**Task**. Leaving out the pictures, retype all the material exactly.

**Material**.
[start]
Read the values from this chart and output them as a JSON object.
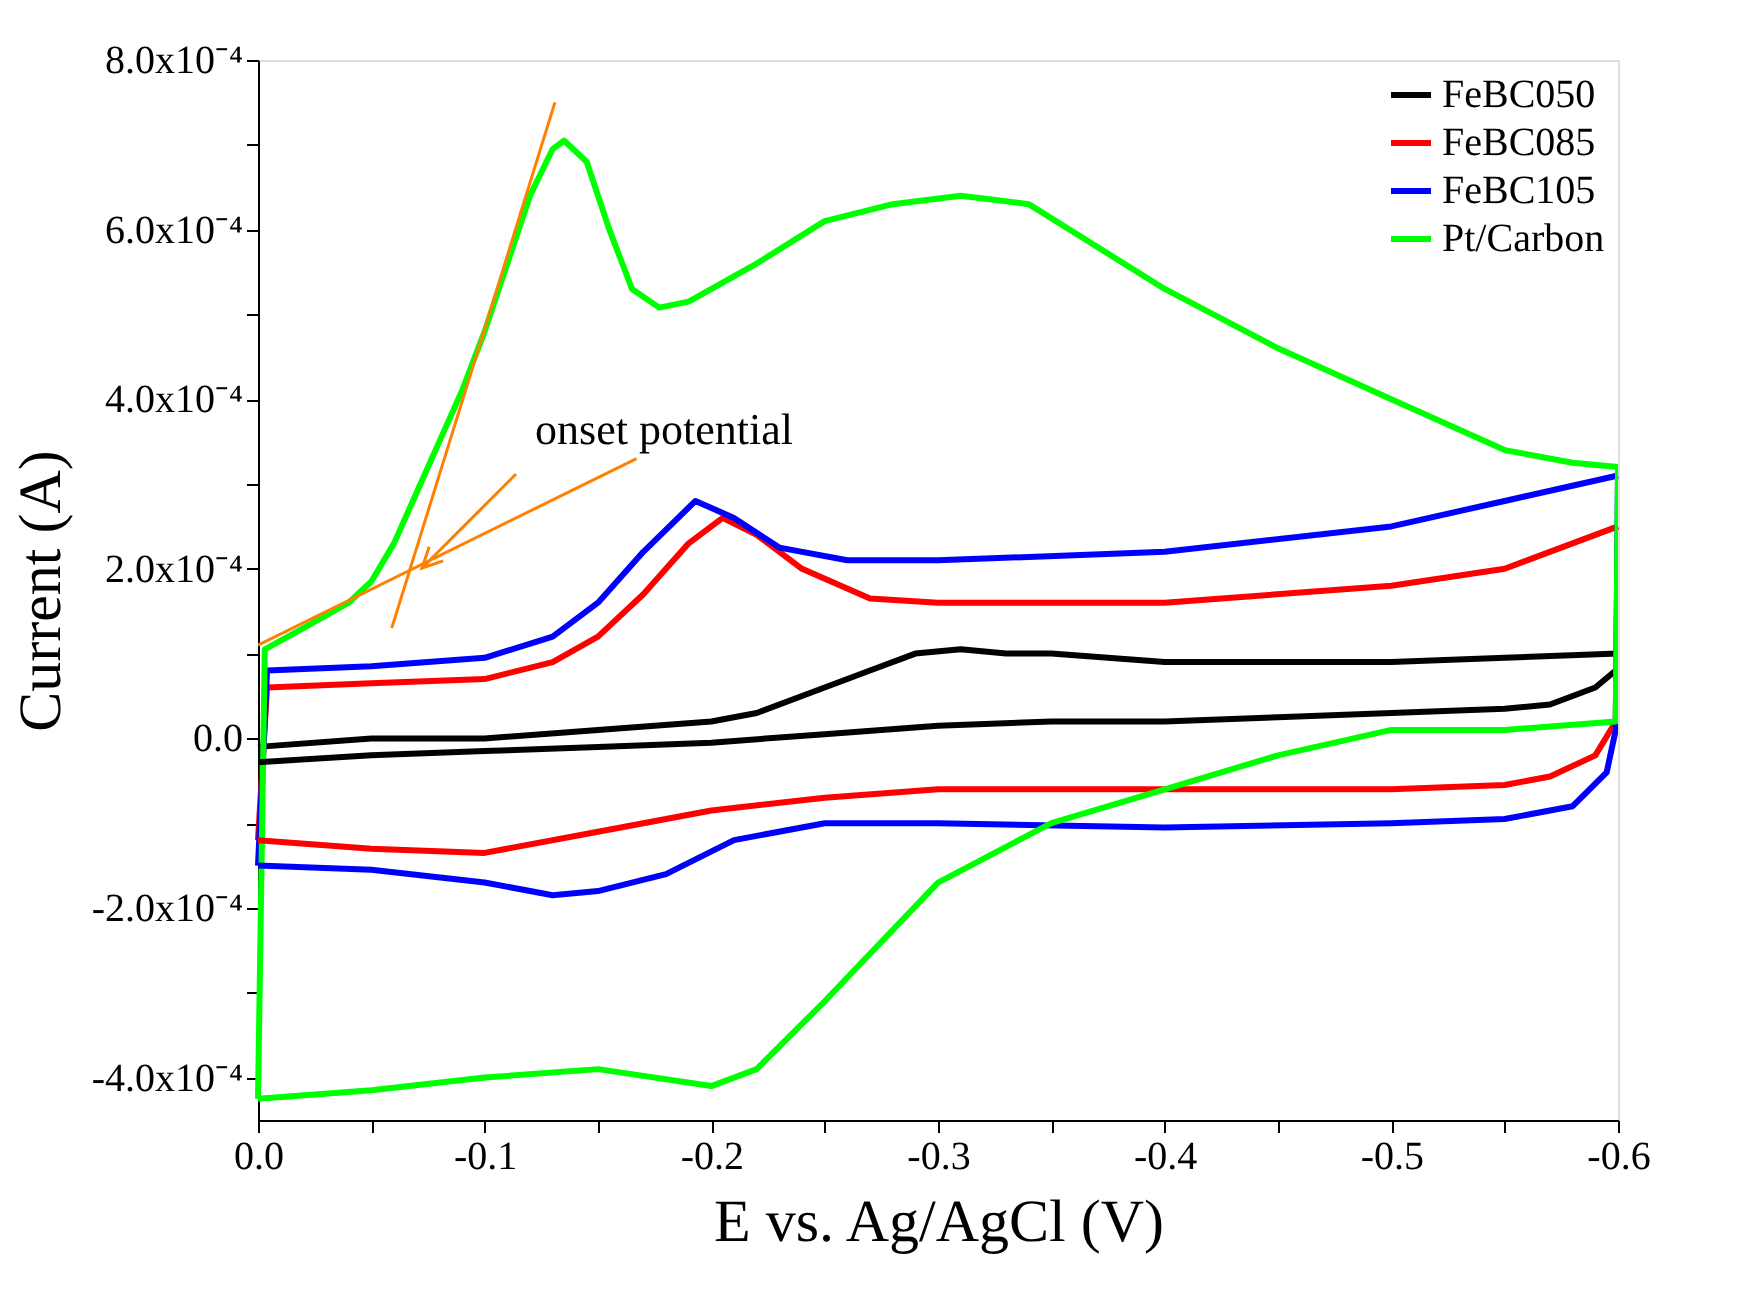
{
  "chart_data": {
    "type": "line",
    "xlabel": "E vs. Ag/AgCl (V)",
    "ylabel": "Current (A)",
    "xlim": [
      0,
      -0.6
    ],
    "ylim": [
      -0.00045,
      0.0008
    ],
    "xticks": [
      {
        "value": 0,
        "label": "0.0"
      },
      {
        "value": -0.05,
        "label": null
      },
      -0.1,
      {
        "value": -0.15,
        "label": null
      },
      -0.2,
      {
        "value": -0.25,
        "label": null
      },
      -0.3,
      {
        "value": -0.35,
        "label": null
      },
      -0.4,
      {
        "value": -0.45,
        "label": null
      },
      -0.5,
      {
        "value": -0.55,
        "label": null
      },
      -0.6
    ],
    "yticks": [
      {
        "value": -0.0004,
        "label": "-4.0x10⁻⁴"
      },
      {
        "value": -0.0003,
        "label": null
      },
      {
        "value": -0.0002,
        "label": "-2.0x10⁻⁴"
      },
      {
        "value": -0.0001,
        "label": null
      },
      {
        "value": 0,
        "label": "0.0"
      },
      {
        "value": 0.0001,
        "label": null
      },
      {
        "value": 0.0002,
        "label": "2.0x10⁻⁴"
      },
      {
        "value": 0.0003,
        "label": null
      },
      {
        "value": 0.0004,
        "label": "4.0x10⁻⁴"
      },
      {
        "value": 0.0005,
        "label": null
      },
      {
        "value": 0.0006,
        "label": "6.0x10⁻⁴"
      },
      {
        "value": 0.0007,
        "label": null
      },
      {
        "value": 0.0008,
        "label": "8.0x10⁻⁴"
      }
    ],
    "grid": false,
    "legend": "top right",
    "marker": "none",
    "line_style": "solid",
    "annotations": [
      "onset potential"
    ],
    "series": [
      {
        "name": "FeBC050",
        "color": "#000000",
        "x": [
          0,
          -0.05,
          -0.1,
          -0.15,
          -0.2,
          -0.22,
          -0.24,
          -0.27,
          -0.29,
          -0.31,
          -0.33,
          -0.35,
          -0.4,
          -0.45,
          -0.5,
          -0.55,
          -0.6
        ],
        "values": [
          -1e-05,
          0,
          0,
          1e-05,
          2e-05,
          3e-05,
          5e-05,
          8e-05,
          0.0001,
          0.000105,
          0.0001,
          0.0001,
          9e-05,
          9e-05,
          9e-05,
          9.5e-05,
          0.0001
        ]
      },
      {
        "color": "#000000",
        "x": [
          -0.6,
          -0.599,
          -0.59,
          -0.57,
          -0.55,
          -0.5,
          -0.45,
          -0.4,
          -0.35,
          -0.3,
          -0.25,
          -0.2,
          -0.15,
          -0.1,
          -0.05,
          0
        ],
        "values": [
          0.0001,
          8e-05,
          6e-05,
          4e-05,
          3.5e-05,
          3e-05,
          2.5e-05,
          2e-05,
          2e-05,
          1.5e-05,
          5e-06,
          -5e-06,
          -1e-05,
          -1.5e-05,
          -2e-05,
          -2.8e-05
        ]
      },
      {
        "name": "FeBC085",
        "color": "#ff0000",
        "x": [
          0,
          -0.004,
          -0.05,
          -0.1,
          -0.13,
          -0.15,
          -0.17,
          -0.19,
          -0.205,
          -0.22,
          -0.24,
          -0.27,
          -0.3,
          -0.4,
          -0.5,
          -0.55,
          -0.6
        ],
        "values": [
          -0.00012,
          6e-05,
          6.5e-05,
          7e-05,
          9e-05,
          0.00012,
          0.00017,
          0.00023,
          0.00026,
          0.00024,
          0.0002,
          0.000165,
          0.00016,
          0.00016,
          0.00018,
          0.0002,
          0.00025
        ]
      },
      {
        "color": "#ff0000",
        "x": [
          -0.6,
          -0.599,
          -0.59,
          -0.57,
          -0.55,
          -0.5,
          -0.4,
          -0.3,
          -0.25,
          -0.2,
          -0.15,
          -0.1,
          -0.05,
          0
        ],
        "values": [
          0.00025,
          2e-05,
          -2e-05,
          -4.5e-05,
          -5.5e-05,
          -6e-05,
          -6e-05,
          -6e-05,
          -7e-05,
          -8.5e-05,
          -0.00011,
          -0.000135,
          -0.00013,
          -0.00012
        ]
      },
      {
        "name": "FeBC105",
        "color": "#0000ff",
        "x": [
          0,
          -0.004,
          -0.05,
          -0.1,
          -0.13,
          -0.15,
          -0.17,
          -0.193,
          -0.21,
          -0.23,
          -0.26,
          -0.3,
          -0.4,
          -0.5,
          -0.55,
          -0.6
        ],
        "values": [
          -0.00015,
          8e-05,
          8.5e-05,
          9.5e-05,
          0.00012,
          0.00016,
          0.00022,
          0.00028,
          0.00026,
          0.000225,
          0.00021,
          0.00021,
          0.00022,
          0.00025,
          0.00028,
          0.00031
        ]
      },
      {
        "color": "#0000ff",
        "x": [
          -0.6,
          -0.599,
          -0.595,
          -0.58,
          -0.55,
          -0.5,
          -0.4,
          -0.3,
          -0.25,
          -0.21,
          -0.18,
          -0.15,
          -0.13,
          -0.1,
          -0.05,
          0
        ],
        "values": [
          0.00031,
          1e-05,
          -4e-05,
          -8e-05,
          -9.5e-05,
          -0.0001,
          -0.000105,
          -0.0001,
          -0.0001,
          -0.00012,
          -0.00016,
          -0.00018,
          -0.000185,
          -0.00017,
          -0.000155,
          -0.00015
        ]
      },
      {
        "name": "Pt/Carbon",
        "color": "#00ff00",
        "x": [
          0,
          -0.003,
          -0.02,
          -0.04,
          -0.05,
          -0.06,
          -0.07,
          -0.08,
          -0.09,
          -0.1,
          -0.11,
          -0.12,
          -0.13,
          -0.135,
          -0.145,
          -0.155,
          -0.165,
          -0.177,
          -0.19,
          -0.22,
          -0.25,
          -0.28,
          -0.31,
          -0.34,
          -0.37,
          -0.4,
          -0.45,
          -0.5,
          -0.55,
          -0.58,
          -0.6
        ],
        "values": [
          -0.000425,
          0.000105,
          0.00013,
          0.00016,
          0.000185,
          0.00023,
          0.00029,
          0.00035,
          0.00041,
          0.00048,
          0.00056,
          0.00064,
          0.000695,
          0.000705,
          0.00068,
          0.0006,
          0.00053,
          0.000508,
          0.000515,
          0.00056,
          0.00061,
          0.00063,
          0.00064,
          0.00063,
          0.00058,
          0.00053,
          0.00046,
          0.0004,
          0.00034,
          0.000325,
          0.00032
        ]
      },
      {
        "color": "#00ff00",
        "x": [
          -0.6,
          -0.599,
          -0.55,
          -0.5,
          -0.45,
          -0.4,
          -0.35,
          -0.3,
          -0.25,
          -0.22,
          -0.2,
          -0.15,
          -0.1,
          -0.05,
          0
        ],
        "values": [
          0.00032,
          2e-05,
          1e-05,
          1e-05,
          -2e-05,
          -6e-05,
          -0.0001,
          -0.00017,
          -0.00031,
          -0.00039,
          -0.00041,
          -0.00039,
          -0.0004,
          -0.000415,
          -0.000425
        ]
      },
      {
        "color": "#ff8000",
        "x": [
          -0.059,
          -0.131
        ],
        "values": [
          0.00013,
          0.00075
        ]
      },
      {
        "color": "#ff8000",
        "x": [
          0,
          -0.167
        ],
        "values": [
          0.00011,
          0.00033
        ]
      }
    ]
  }
}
[end]
**Result of the task**.
Read the values from this chart and output them as a JSON object.
{
  "chart_data": {
    "type": "line",
    "xlabel": "E vs. Ag/AgCl (V)",
    "ylabel": "Current (A)",
    "xlim": [
      0,
      -0.6
    ],
    "ylim": [
      -0.00045,
      0.0008
    ],
    "xticks": [
      {
        "value": 0,
        "label": "0.0"
      },
      {
        "value": -0.05,
        "label": null
      },
      -0.1,
      {
        "value": -0.15,
        "label": null
      },
      -0.2,
      {
        "value": -0.25,
        "label": null
      },
      -0.3,
      {
        "value": -0.35,
        "label": null
      },
      -0.4,
      {
        "value": -0.45,
        "label": null
      },
      -0.5,
      {
        "value": -0.55,
        "label": null
      },
      -0.6
    ],
    "yticks": [
      {
        "value": -0.0004,
        "label": "-4.0x10⁻⁴"
      },
      {
        "value": -0.0003,
        "label": null
      },
      {
        "value": -0.0002,
        "label": "-2.0x10⁻⁴"
      },
      {
        "value": -0.0001,
        "label": null
      },
      {
        "value": 0,
        "label": "0.0"
      },
      {
        "value": 0.0001,
        "label": null
      },
      {
        "value": 0.0002,
        "label": "2.0x10⁻⁴"
      },
      {
        "value": 0.0003,
        "label": null
      },
      {
        "value": 0.0004,
        "label": "4.0x10⁻⁴"
      },
      {
        "value": 0.0005,
        "label": null
      },
      {
        "value": 0.0006,
        "label": "6.0x10⁻⁴"
      },
      {
        "value": 0.0007,
        "label": null
      },
      {
        "value": 0.0008,
        "label": "8.0x10⁻⁴"
      }
    ],
    "grid": false,
    "legend": "top right",
    "marker": "none",
    "line_style": "solid",
    "annotations": [
      "onset potential"
    ],
    "series": [
      {
        "name": "FeBC050",
        "color": "#000000",
        "x": [
          0,
          -0.05,
          -0.1,
          -0.15,
          -0.2,
          -0.22,
          -0.24,
          -0.27,
          -0.29,
          -0.31,
          -0.33,
          -0.35,
          -0.4,
          -0.45,
          -0.5,
          -0.55,
          -0.6
        ],
        "values": [
          -1e-05,
          0,
          0,
          1e-05,
          2e-05,
          3e-05,
          5e-05,
          8e-05,
          0.0001,
          0.000105,
          0.0001,
          0.0001,
          9e-05,
          9e-05,
          9e-05,
          9.5e-05,
          0.0001
        ]
      },
      {
        "color": "#000000",
        "x": [
          -0.6,
          -0.599,
          -0.59,
          -0.57,
          -0.55,
          -0.5,
          -0.45,
          -0.4,
          -0.35,
          -0.3,
          -0.25,
          -0.2,
          -0.15,
          -0.1,
          -0.05,
          0
        ],
        "values": [
          0.0001,
          8e-05,
          6e-05,
          4e-05,
          3.5e-05,
          3e-05,
          2.5e-05,
          2e-05,
          2e-05,
          1.5e-05,
          5e-06,
          -5e-06,
          -1e-05,
          -1.5e-05,
          -2e-05,
          -2.8e-05
        ]
      },
      {
        "name": "FeBC085",
        "color": "#ff0000",
        "x": [
          0,
          -0.004,
          -0.05,
          -0.1,
          -0.13,
          -0.15,
          -0.17,
          -0.19,
          -0.205,
          -0.22,
          -0.24,
          -0.27,
          -0.3,
          -0.4,
          -0.5,
          -0.55,
          -0.6
        ],
        "values": [
          -0.00012,
          6e-05,
          6.5e-05,
          7e-05,
          9e-05,
          0.00012,
          0.00017,
          0.00023,
          0.00026,
          0.00024,
          0.0002,
          0.000165,
          0.00016,
          0.00016,
          0.00018,
          0.0002,
          0.00025
        ]
      },
      {
        "color": "#ff0000",
        "x": [
          -0.6,
          -0.599,
          -0.59,
          -0.57,
          -0.55,
          -0.5,
          -0.4,
          -0.3,
          -0.25,
          -0.2,
          -0.15,
          -0.1,
          -0.05,
          0
        ],
        "values": [
          0.00025,
          2e-05,
          -2e-05,
          -4.5e-05,
          -5.5e-05,
          -6e-05,
          -6e-05,
          -6e-05,
          -7e-05,
          -8.5e-05,
          -0.00011,
          -0.000135,
          -0.00013,
          -0.00012
        ]
      },
      {
        "name": "FeBC105",
        "color": "#0000ff",
        "x": [
          0,
          -0.004,
          -0.05,
          -0.1,
          -0.13,
          -0.15,
          -0.17,
          -0.193,
          -0.21,
          -0.23,
          -0.26,
          -0.3,
          -0.4,
          -0.5,
          -0.55,
          -0.6
        ],
        "values": [
          -0.00015,
          8e-05,
          8.5e-05,
          9.5e-05,
          0.00012,
          0.00016,
          0.00022,
          0.00028,
          0.00026,
          0.000225,
          0.00021,
          0.00021,
          0.00022,
          0.00025,
          0.00028,
          0.00031
        ]
      },
      {
        "color": "#0000ff",
        "x": [
          -0.6,
          -0.599,
          -0.595,
          -0.58,
          -0.55,
          -0.5,
          -0.4,
          -0.3,
          -0.25,
          -0.21,
          -0.18,
          -0.15,
          -0.13,
          -0.1,
          -0.05,
          0
        ],
        "values": [
          0.00031,
          1e-05,
          -4e-05,
          -8e-05,
          -9.5e-05,
          -0.0001,
          -0.000105,
          -0.0001,
          -0.0001,
          -0.00012,
          -0.00016,
          -0.00018,
          -0.000185,
          -0.00017,
          -0.000155,
          -0.00015
        ]
      },
      {
        "name": "Pt/Carbon",
        "color": "#00ff00",
        "x": [
          0,
          -0.003,
          -0.02,
          -0.04,
          -0.05,
          -0.06,
          -0.07,
          -0.08,
          -0.09,
          -0.1,
          -0.11,
          -0.12,
          -0.13,
          -0.135,
          -0.145,
          -0.155,
          -0.165,
          -0.177,
          -0.19,
          -0.22,
          -0.25,
          -0.28,
          -0.31,
          -0.34,
          -0.37,
          -0.4,
          -0.45,
          -0.5,
          -0.55,
          -0.58,
          -0.6
        ],
        "values": [
          -0.000425,
          0.000105,
          0.00013,
          0.00016,
          0.000185,
          0.00023,
          0.00029,
          0.00035,
          0.00041,
          0.00048,
          0.00056,
          0.00064,
          0.000695,
          0.000705,
          0.00068,
          0.0006,
          0.00053,
          0.000508,
          0.000515,
          0.00056,
          0.00061,
          0.00063,
          0.00064,
          0.00063,
          0.00058,
          0.00053,
          0.00046,
          0.0004,
          0.00034,
          0.000325,
          0.00032
        ]
      },
      {
        "color": "#00ff00",
        "x": [
          -0.6,
          -0.599,
          -0.55,
          -0.5,
          -0.45,
          -0.4,
          -0.35,
          -0.3,
          -0.25,
          -0.22,
          -0.2,
          -0.15,
          -0.1,
          -0.05,
          0
        ],
        "values": [
          0.00032,
          2e-05,
          1e-05,
          1e-05,
          -2e-05,
          -6e-05,
          -0.0001,
          -0.00017,
          -0.00031,
          -0.00039,
          -0.00041,
          -0.00039,
          -0.0004,
          -0.000415,
          -0.000425
        ]
      },
      {
        "color": "#ff8000",
        "x": [
          -0.059,
          -0.131
        ],
        "values": [
          0.00013,
          0.00075
        ]
      },
      {
        "color": "#ff8000",
        "x": [
          0,
          -0.167
        ],
        "values": [
          0.00011,
          0.00033
        ]
      }
    ]
  }
}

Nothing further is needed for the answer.